→ Exercise aim:
Take the entries below and reproduce them word for word.

→ Data items:
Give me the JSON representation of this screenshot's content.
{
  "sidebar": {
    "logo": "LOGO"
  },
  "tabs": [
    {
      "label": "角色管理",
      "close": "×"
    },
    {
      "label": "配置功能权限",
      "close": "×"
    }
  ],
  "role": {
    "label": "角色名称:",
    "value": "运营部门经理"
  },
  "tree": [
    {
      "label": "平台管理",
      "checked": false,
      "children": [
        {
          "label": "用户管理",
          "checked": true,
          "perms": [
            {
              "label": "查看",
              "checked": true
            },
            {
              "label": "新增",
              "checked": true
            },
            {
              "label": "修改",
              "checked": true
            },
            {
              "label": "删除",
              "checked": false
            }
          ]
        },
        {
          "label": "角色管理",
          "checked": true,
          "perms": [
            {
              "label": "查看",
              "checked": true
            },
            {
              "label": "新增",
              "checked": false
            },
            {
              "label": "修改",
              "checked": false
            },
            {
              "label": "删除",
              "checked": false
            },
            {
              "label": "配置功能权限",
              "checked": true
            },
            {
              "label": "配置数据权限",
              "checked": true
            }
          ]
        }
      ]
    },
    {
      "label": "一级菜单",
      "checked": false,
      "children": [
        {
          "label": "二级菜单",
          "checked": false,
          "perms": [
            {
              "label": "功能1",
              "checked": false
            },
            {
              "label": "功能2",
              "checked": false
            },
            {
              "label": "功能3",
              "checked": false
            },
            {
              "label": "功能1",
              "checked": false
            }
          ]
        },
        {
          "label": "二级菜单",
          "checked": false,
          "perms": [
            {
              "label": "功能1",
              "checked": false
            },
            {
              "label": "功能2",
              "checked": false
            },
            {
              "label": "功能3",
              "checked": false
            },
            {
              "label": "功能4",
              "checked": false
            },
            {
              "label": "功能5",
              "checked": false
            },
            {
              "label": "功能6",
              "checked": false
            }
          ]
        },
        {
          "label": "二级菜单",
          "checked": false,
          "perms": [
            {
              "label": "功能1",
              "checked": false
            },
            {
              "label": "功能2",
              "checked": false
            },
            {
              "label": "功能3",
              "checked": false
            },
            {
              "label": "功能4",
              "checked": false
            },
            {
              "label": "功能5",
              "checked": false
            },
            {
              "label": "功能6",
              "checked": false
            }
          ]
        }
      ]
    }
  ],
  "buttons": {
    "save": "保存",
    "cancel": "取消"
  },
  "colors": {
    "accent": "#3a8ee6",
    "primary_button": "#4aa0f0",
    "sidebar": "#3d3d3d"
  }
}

→ Solution to this exercise:
Give me the JSON representation of this screenshot's content.
{
  "sidebar": {
    "logo": "LOGO"
  },
  "tabs": [
    {
      "label": "角色管理",
      "close": "×"
    },
    {
      "label": "配置功能权限",
      "close": "×"
    }
  ],
  "role": {
    "label": "角色名称:",
    "value": "运营部门经理"
  },
  "tree": [
    {
      "label": "平台管理",
      "checked": false,
      "children": [
        {
          "label": "用户管理",
          "checked": true,
          "perms": [
            {
              "label": "查看",
              "checked": true
            },
            {
              "label": "新增",
              "checked": true
            },
            {
              "label": "修改",
              "checked": true
            },
            {
              "label": "删除",
              "checked": false
            }
          ]
        },
        {
          "label": "角色管理",
          "checked": true,
          "perms": [
            {
              "label": "查看",
              "checked": true
            },
            {
              "label": "新增",
              "checked": false
            },
            {
              "label": "修改",
              "checked": false
            },
            {
              "label": "删除",
              "checked": false
            },
            {
              "label": "配置功能权限",
              "checked": true
            },
            {
              "label": "配置数据权限",
              "checked": true
            }
          ]
        }
      ]
    },
    {
      "label": "一级菜单",
      "checked": false,
      "children": [
        {
          "label": "二级菜单",
          "checked": false,
          "perms": [
            {
              "label": "功能1",
              "checked": false
            },
            {
              "label": "功能2",
              "checked": false
            },
            {
              "label": "功能3",
              "checked": false
            },
            {
              "label": "功能1",
              "checked": false
            }
          ]
        },
        {
          "label": "二级菜单",
          "checked": false,
          "perms": [
            {
              "label": "功能1",
              "checked": false
            },
            {
              "label": "功能2",
              "checked": false
            },
            {
              "label": "功能3",
              "checked": false
            },
            {
              "label": "功能4",
              "checked": false
            },
            {
              "label": "功能5",
              "checked": false
            },
            {
              "label": "功能6",
              "checked": false
            }
          ]
        },
        {
          "label": "二级菜单",
          "checked": false,
          "perms": [
            {
              "label": "功能1",
              "checked": false
            },
            {
              "label": "功能2",
              "checked": false
            },
            {
              "label": "功能3",
              "checked": false
            },
            {
              "label": "功能4",
              "checked": false
            },
            {
              "label": "功能5",
              "checked": false
            },
            {
              "label": "功能6",
              "checked": false
            }
          ]
        }
      ]
    }
  ],
  "buttons": {
    "save": "保存",
    "cancel": "取消"
  },
  "colors": {
    "accent": "#3a8ee6",
    "primary_button": "#4aa0f0",
    "sidebar": "#3d3d3d"
  }
}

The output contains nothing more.